Problem description
Pictures are not part of the copy; repeat everything else in the records exactly.

Listed entries
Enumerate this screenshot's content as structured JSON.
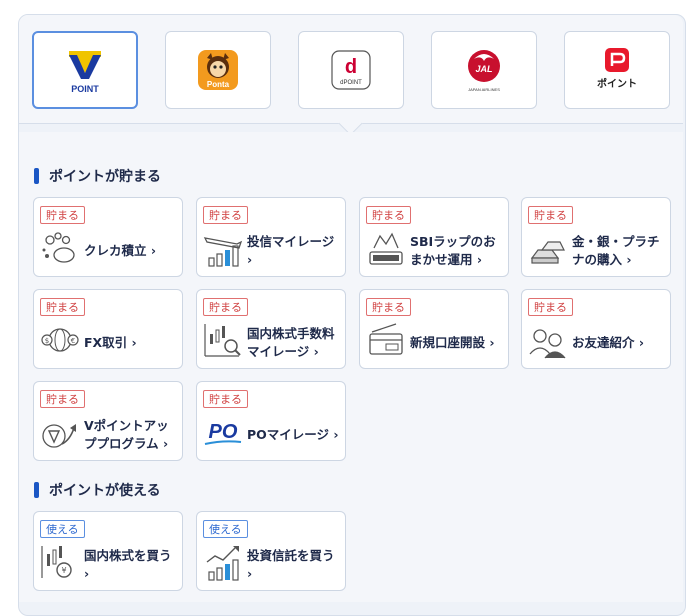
{
  "tabs": [
    {
      "label": "POINT",
      "selected": true
    },
    {
      "label": "Ponta",
      "selected": false
    },
    {
      "label": "dPOINT",
      "selected": false
    },
    {
      "label": "JAL",
      "sublabel": "JAPAN AIRLINES",
      "selected": false
    },
    {
      "label": "ポイント",
      "selected": false
    }
  ],
  "sections": {
    "earn": {
      "title": "ポイントが貯まる",
      "badge": "貯まる",
      "cards": [
        {
          "label": "クレカ積立 ›",
          "icon": "coins-piggy-icon"
        },
        {
          "label": "投信マイレージ ›",
          "icon": "airplane-chart-icon"
        },
        {
          "label": "SBIラップのおまかせ運用 ›",
          "icon": "sbi-wrap-icon"
        },
        {
          "label": "金・銀・プラチナの購入 ›",
          "icon": "gold-bars-icon"
        },
        {
          "label": "FX取引 ›",
          "icon": "currency-globe-icon"
        },
        {
          "label": "国内株式手数料マイレージ ›",
          "icon": "candlestick-magnifier-icon"
        },
        {
          "label": "新規口座開設 ›",
          "icon": "bank-card-icon"
        },
        {
          "label": "お友達紹介 ›",
          "icon": "friends-icon"
        },
        {
          "label": "Vポイントアッププログラム ›",
          "icon": "v-point-up-icon"
        },
        {
          "label": "POマイレージ ›",
          "icon": "po-mileage-icon"
        }
      ]
    },
    "use": {
      "title": "ポイントが使える",
      "badge": "使える",
      "cards": [
        {
          "label": "国内株式を買う ›",
          "icon": "stock-yen-icon"
        },
        {
          "label": "投資信託を買う ›",
          "icon": "fund-chart-icon"
        }
      ]
    }
  },
  "colors": {
    "accent": "#1a56c4",
    "earn_badge": "#d04040",
    "use_badge": "#2f6ad0",
    "v_yellow": "#f0c400",
    "v_blue": "#1a3aa0",
    "ponta_orange": "#f39a1e",
    "d_red": "#cc0033",
    "jal_red": "#c8102e",
    "paypay_red": "#e8192c"
  }
}
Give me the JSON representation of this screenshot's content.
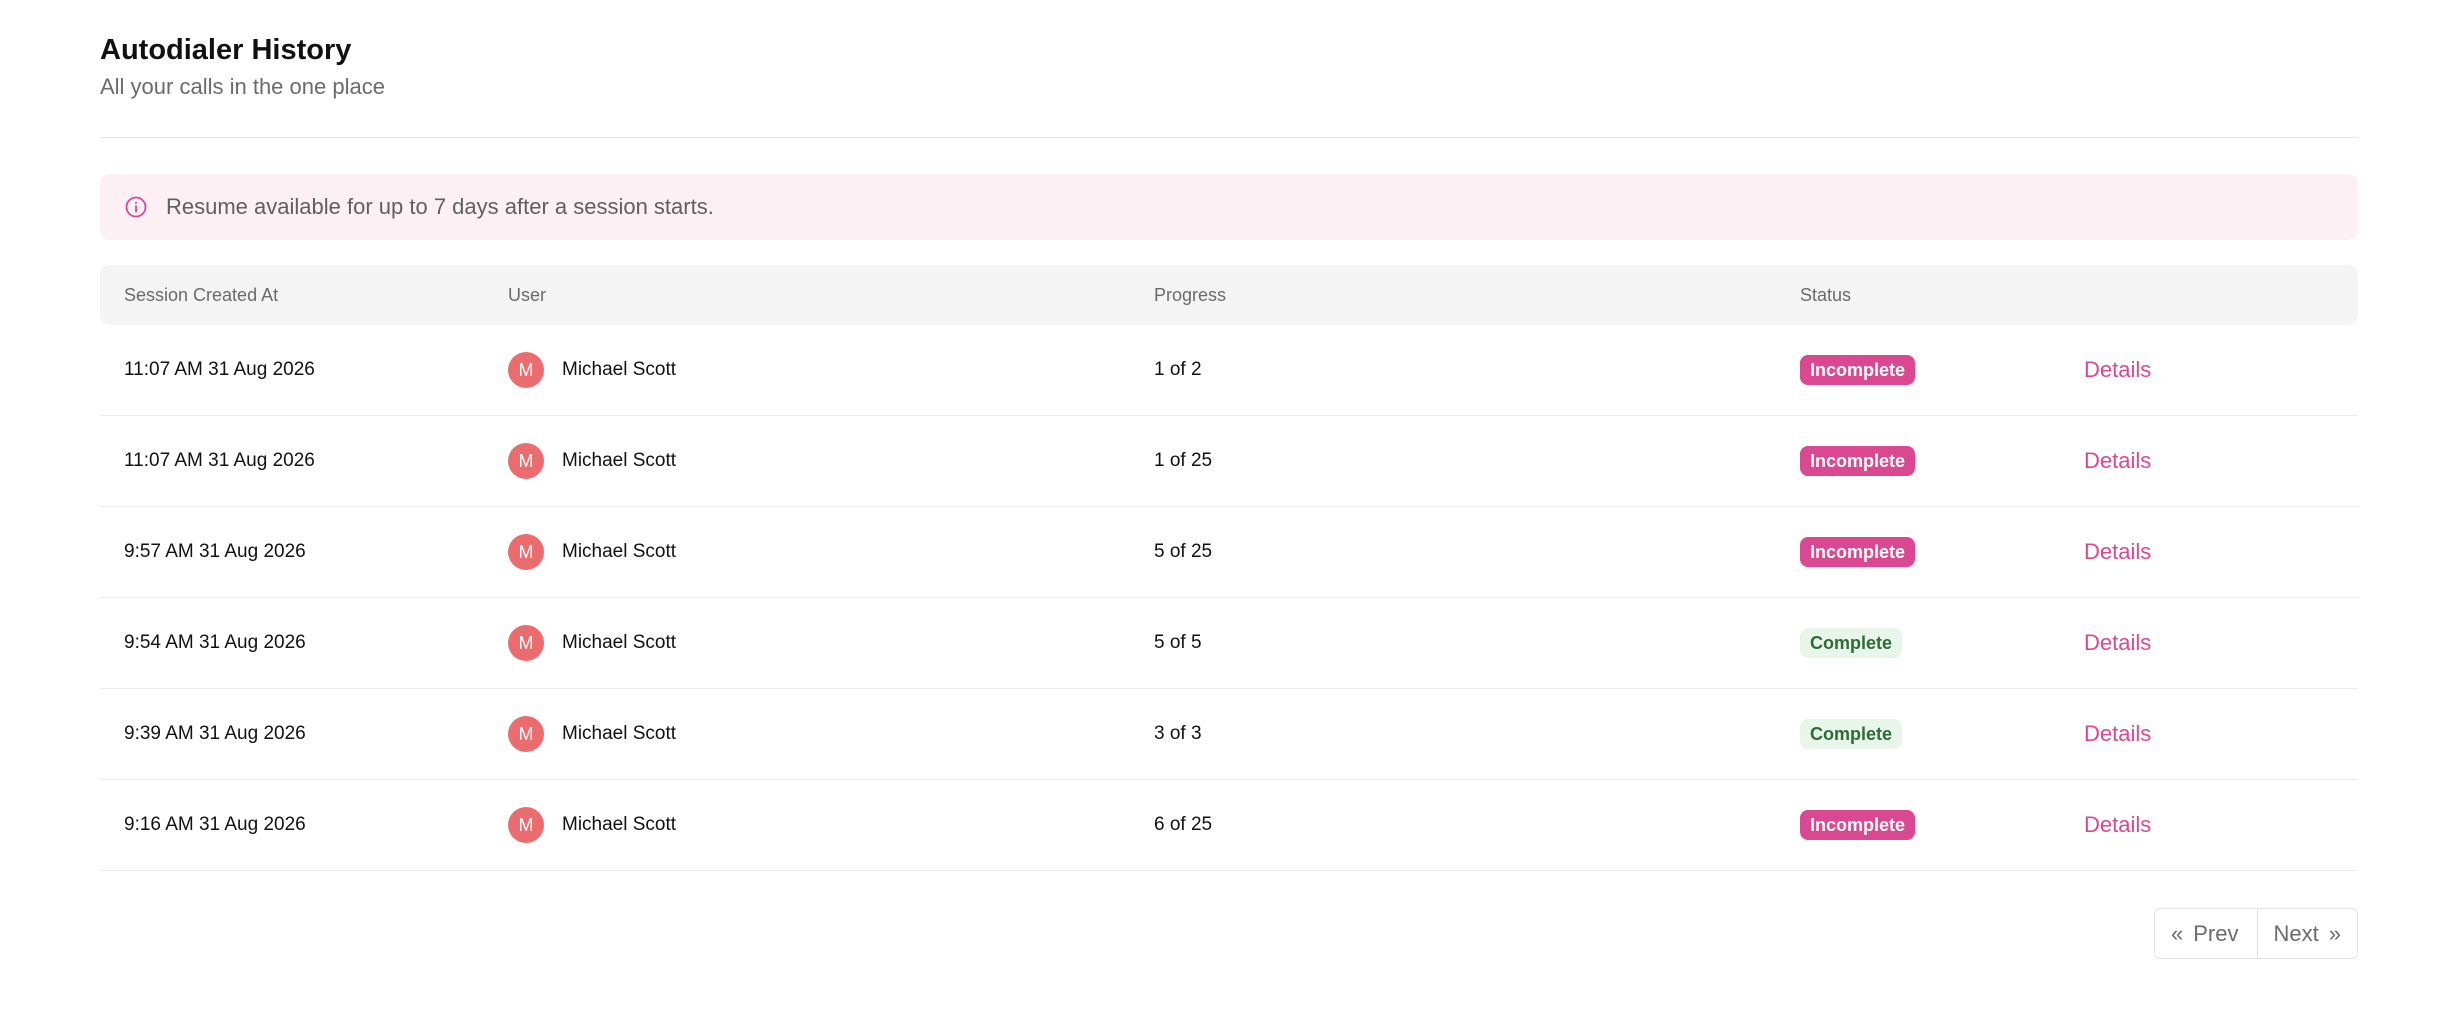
{
  "header": {
    "title": "Autodialer History",
    "subtitle": "All your calls in the one place"
  },
  "alert": {
    "icon": "info-icon",
    "text": "Resume available for up to 7 days after a session starts."
  },
  "table": {
    "columns": [
      "Session Created At",
      "User",
      "Progress",
      "Status"
    ],
    "rows": [
      {
        "created": "11:07 AM 31 Aug 2026",
        "avatar": "M",
        "user": "Michael Scott",
        "progress": "1 of 2",
        "status": "Incomplete",
        "action": "Details"
      },
      {
        "created": "11:07 AM 31 Aug 2026",
        "avatar": "M",
        "user": "Michael Scott",
        "progress": "1 of 25",
        "status": "Incomplete",
        "action": "Details"
      },
      {
        "created": "9:57 AM 31 Aug 2026",
        "avatar": "M",
        "user": "Michael Scott",
        "progress": "5 of 25",
        "status": "Incomplete",
        "action": "Details"
      },
      {
        "created": "9:54 AM 31 Aug 2026",
        "avatar": "M",
        "user": "Michael Scott",
        "progress": "5 of 5",
        "status": "Complete",
        "action": "Details"
      },
      {
        "created": "9:39 AM 31 Aug 2026",
        "avatar": "M",
        "user": "Michael Scott",
        "progress": "3 of 3",
        "status": "Complete",
        "action": "Details"
      },
      {
        "created": "9:16 AM 31 Aug 2026",
        "avatar": "M",
        "user": "Michael Scott",
        "progress": "6 of 25",
        "status": "Incomplete",
        "action": "Details"
      }
    ]
  },
  "pagination": {
    "prev_label": "Prev",
    "next_label": "Next",
    "prev_icon": "chevrons-left-icon",
    "next_icon": "chevrons-right-icon"
  },
  "colors": {
    "accent": "#d94890",
    "alert_bg": "#fcf0f5",
    "avatar_bg": "#ea6c6e",
    "complete_bg": "#e8f6ea",
    "complete_text": "#2e6b38"
  }
}
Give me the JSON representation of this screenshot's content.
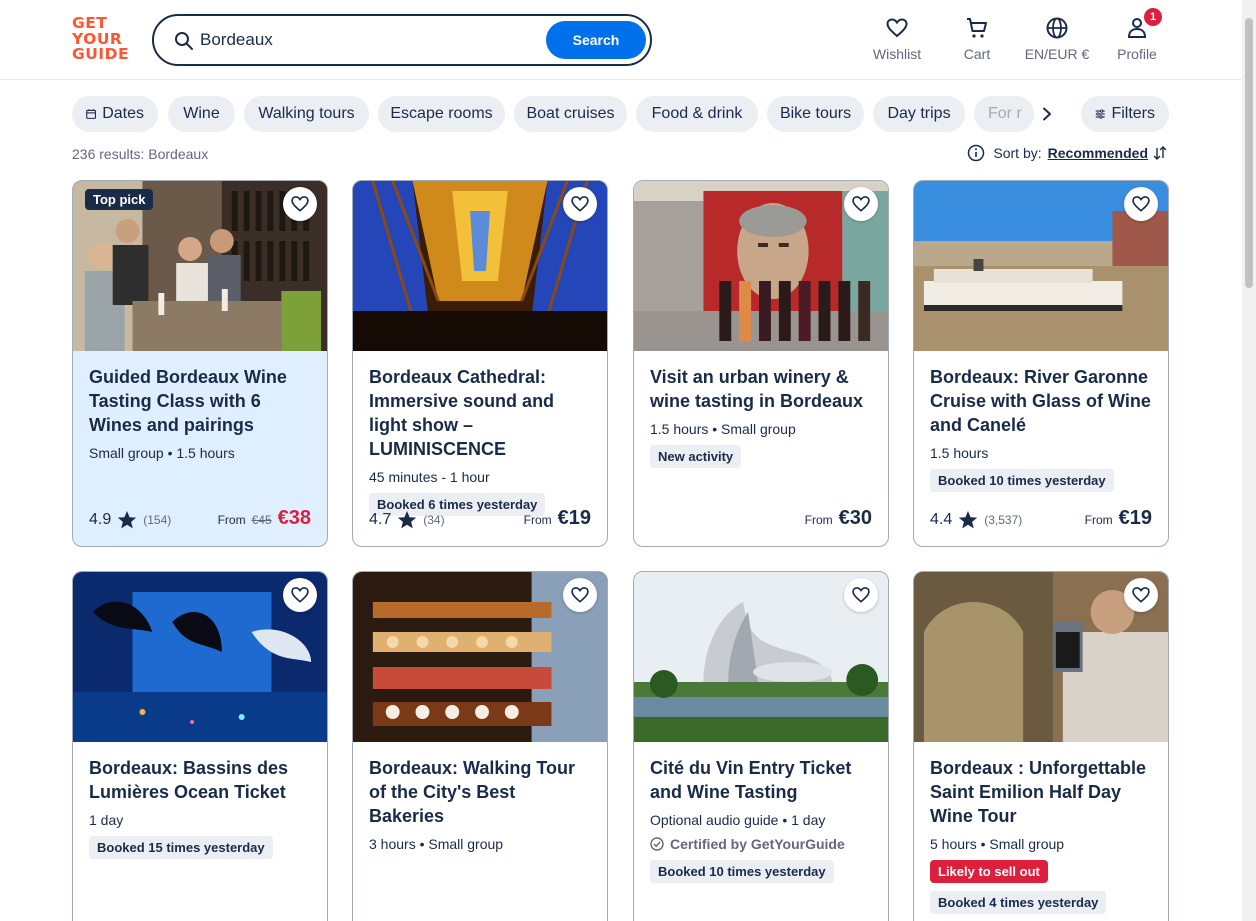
{
  "brand": {
    "logo_line1": "GET",
    "logo_line2": "YOUR",
    "logo_line3": "GUIDE",
    "color": "#ff5533"
  },
  "search": {
    "value": "Bordeaux",
    "button_label": "Search"
  },
  "nav": {
    "wishlist": "Wishlist",
    "cart": "Cart",
    "language": "EN/EUR €",
    "profile": "Profile",
    "profile_badge": "1"
  },
  "chips": [
    "Dates",
    "Wine",
    "Walking tours",
    "Escape rooms",
    "Boat cruises",
    "Food & drink",
    "Bike tours",
    "Day trips",
    "For r"
  ],
  "filters_label": "Filters",
  "results": {
    "count_text": "236 results: Bordeaux",
    "sort_label": "Sort by:",
    "sort_value": "Recommended"
  },
  "cards": [
    {
      "badge": "Top pick",
      "title": "Guided Bordeaux Wine Tasting Class with 6 Wines and pairings",
      "meta": "Small group • 1.5 hours",
      "rating": "4.9",
      "reviews": "(154)",
      "from": "From",
      "old_price": "€45",
      "price": "€38"
    },
    {
      "title": "Bordeaux Cathedral: Immersive sound and light show – LUMINISCENCE",
      "meta": "45 minutes - 1 hour",
      "tag": "Booked 6 times yesterday",
      "rating": "4.7",
      "reviews": "(34)",
      "from": "From",
      "price": "€19"
    },
    {
      "title": "Visit an urban winery & wine tasting in Bordeaux",
      "meta": "1.5 hours • Small group",
      "tag": "New activity",
      "from": "From",
      "price": "€30"
    },
    {
      "title": "Bordeaux: River Garonne Cruise with Glass of Wine and Canelé",
      "meta": "1.5 hours",
      "tag": "Booked 10 times yesterday",
      "rating": "4.4",
      "reviews": "(3,537)",
      "from": "From",
      "price": "€19"
    },
    {
      "title": "Bordeaux: Bassins des Lumières Ocean Ticket",
      "meta": "1 day",
      "tag": "Booked 15 times yesterday"
    },
    {
      "title": "Bordeaux: Walking Tour of the City's Best Bakeries",
      "meta": "3 hours • Small group"
    },
    {
      "title": "Cité du Vin Entry Ticket and Wine Tasting",
      "meta": "Optional audio guide • 1 day",
      "certified": "Certified by GetYourGuide",
      "tag": "Booked 10 times yesterday"
    },
    {
      "title": "Bordeaux : Unforgettable Saint Emilion Half Day Wine Tour",
      "meta": "5 hours • Small group",
      "tag_red": "Likely to sell out",
      "tag": "Booked 4 times yesterday"
    }
  ]
}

Worked solution
Enumerate this screenshot's content as structured JSON.
{
  "tabs": [
    {
      "label": "POINT",
      "selected": true
    },
    {
      "label": "Ponta",
      "selected": false
    },
    {
      "label": "dPOINT",
      "selected": false
    },
    {
      "label": "JAL",
      "sublabel": "JAPAN AIRLINES",
      "selected": false
    },
    {
      "label": "ポイント",
      "selected": false
    }
  ],
  "sections": {
    "earn": {
      "title": "ポイントが貯まる",
      "badge": "貯まる",
      "cards": [
        {
          "label": "クレカ積立 ›",
          "icon": "coins-piggy-icon"
        },
        {
          "label": "投信マイレージ ›",
          "icon": "airplane-chart-icon"
        },
        {
          "label": "SBIラップのおまかせ運用 ›",
          "icon": "sbi-wrap-icon"
        },
        {
          "label": "金・銀・プラチナの購入 ›",
          "icon": "gold-bars-icon"
        },
        {
          "label": "FX取引 ›",
          "icon": "currency-globe-icon"
        },
        {
          "label": "国内株式手数料マイレージ ›",
          "icon": "candlestick-magnifier-icon"
        },
        {
          "label": "新規口座開設 ›",
          "icon": "bank-card-icon"
        },
        {
          "label": "お友達紹介 ›",
          "icon": "friends-icon"
        },
        {
          "label": "Vポイントアッププログラム ›",
          "icon": "v-point-up-icon"
        },
        {
          "label": "POマイレージ ›",
          "icon": "po-mileage-icon"
        }
      ]
    },
    "use": {
      "title": "ポイントが使える",
      "badge": "使える",
      "cards": [
        {
          "label": "国内株式を買う ›",
          "icon": "stock-yen-icon"
        },
        {
          "label": "投資信託を買う ›",
          "icon": "fund-chart-icon"
        }
      ]
    }
  },
  "colors": {
    "accent": "#1a56c4",
    "earn_badge": "#d04040",
    "use_badge": "#2f6ad0",
    "v_yellow": "#f0c400",
    "v_blue": "#1a3aa0",
    "ponta_orange": "#f39a1e",
    "d_red": "#cc0033",
    "jal_red": "#c8102e",
    "paypay_red": "#e8192c"
  }
}
Give me the JSON representation of this screenshot's content.
{
  "header": {
    "title": "Autodialer History",
    "subtitle": "All your calls in the one place"
  },
  "alert": {
    "icon": "info-icon",
    "text": "Resume available for up to 7 days after a session starts."
  },
  "table": {
    "columns": [
      "Session Created At",
      "User",
      "Progress",
      "Status"
    ],
    "rows": [
      {
        "created": "11:07 AM 31 Aug 2026",
        "avatar": "M",
        "user": "Michael Scott",
        "progress": "1 of 2",
        "status": "Incomplete",
        "action": "Details"
      },
      {
        "created": "11:07 AM 31 Aug 2026",
        "avatar": "M",
        "user": "Michael Scott",
        "progress": "1 of 25",
        "status": "Incomplete",
        "action": "Details"
      },
      {
        "created": "9:57 AM 31 Aug 2026",
        "avatar": "M",
        "user": "Michael Scott",
        "progress": "5 of 25",
        "status": "Incomplete",
        "action": "Details"
      },
      {
        "created": "9:54 AM 31 Aug 2026",
        "avatar": "M",
        "user": "Michael Scott",
        "progress": "5 of 5",
        "status": "Complete",
        "action": "Details"
      },
      {
        "created": "9:39 AM 31 Aug 2026",
        "avatar": "M",
        "user": "Michael Scott",
        "progress": "3 of 3",
        "status": "Complete",
        "action": "Details"
      },
      {
        "created": "9:16 AM 31 Aug 2026",
        "avatar": "M",
        "user": "Michael Scott",
        "progress": "6 of 25",
        "status": "Incomplete",
        "action": "Details"
      }
    ]
  },
  "pagination": {
    "prev_label": "Prev",
    "next_label": "Next",
    "prev_icon": "chevrons-left-icon",
    "next_icon": "chevrons-right-icon"
  },
  "colors": {
    "accent": "#d94890",
    "alert_bg": "#fcf0f5",
    "avatar_bg": "#ea6c6e",
    "complete_bg": "#e8f6ea",
    "complete_text": "#2e6b38"
  }
}
Give me the JSON representation of this screenshot's content.
{
  "brand": {
    "logo_line1": "GET",
    "logo_line2": "YOUR",
    "logo_line3": "GUIDE",
    "color": "#ff5533"
  },
  "search": {
    "value": "Bordeaux",
    "button_label": "Search"
  },
  "nav": {
    "wishlist": "Wishlist",
    "cart": "Cart",
    "language": "EN/EUR €",
    "profile": "Profile",
    "profile_badge": "1"
  },
  "chips": [
    "Dates",
    "Wine",
    "Walking tours",
    "Escape rooms",
    "Boat cruises",
    "Food & drink",
    "Bike tours",
    "Day trips",
    "For r"
  ],
  "filters_label": "Filters",
  "results": {
    "count_text": "236 results: Bordeaux",
    "sort_label": "Sort by:",
    "sort_value": "Recommended"
  },
  "cards": [
    {
      "badge": "Top pick",
      "title": "Guided Bordeaux Wine Tasting Class with 6 Wines and pairings",
      "meta": "Small group • 1.5 hours",
      "rating": "4.9",
      "reviews": "(154)",
      "from": "From",
      "old_price": "€45",
      "price": "€38"
    },
    {
      "title": "Bordeaux Cathedral: Immersive sound and light show – LUMINISCENCE",
      "meta": "45 minutes - 1 hour",
      "tag": "Booked 6 times yesterday",
      "rating": "4.7",
      "reviews": "(34)",
      "from": "From",
      "price": "€19"
    },
    {
      "title": "Visit an urban winery & wine tasting in Bordeaux",
      "meta": "1.5 hours • Small group",
      "tag": "New activity",
      "from": "From",
      "price": "€30"
    },
    {
      "title": "Bordeaux: River Garonne Cruise with Glass of Wine and Canelé",
      "meta": "1.5 hours",
      "tag": "Booked 10 times yesterday",
      "rating": "4.4",
      "reviews": "(3,537)",
      "from": "From",
      "price": "€19"
    },
    {
      "title": "Bordeaux: Bassins des Lumières Ocean Ticket",
      "meta": "1 day",
      "tag": "Booked 15 times yesterday"
    },
    {
      "title": "Bordeaux: Walking Tour of the City's Best Bakeries",
      "meta": "3 hours • Small group"
    },
    {
      "title": "Cité du Vin Entry Ticket and Wine Tasting",
      "meta": "Optional audio guide • 1 day",
      "certified": "Certified by GetYourGuide",
      "tag": "Booked 10 times yesterday"
    },
    {
      "title": "Bordeaux : Unforgettable Saint Emilion Half Day Wine Tour",
      "meta": "5 hours • Small group",
      "tag_red": "Likely to sell out",
      "tag": "Booked 4 times yesterday"
    }
  ]
}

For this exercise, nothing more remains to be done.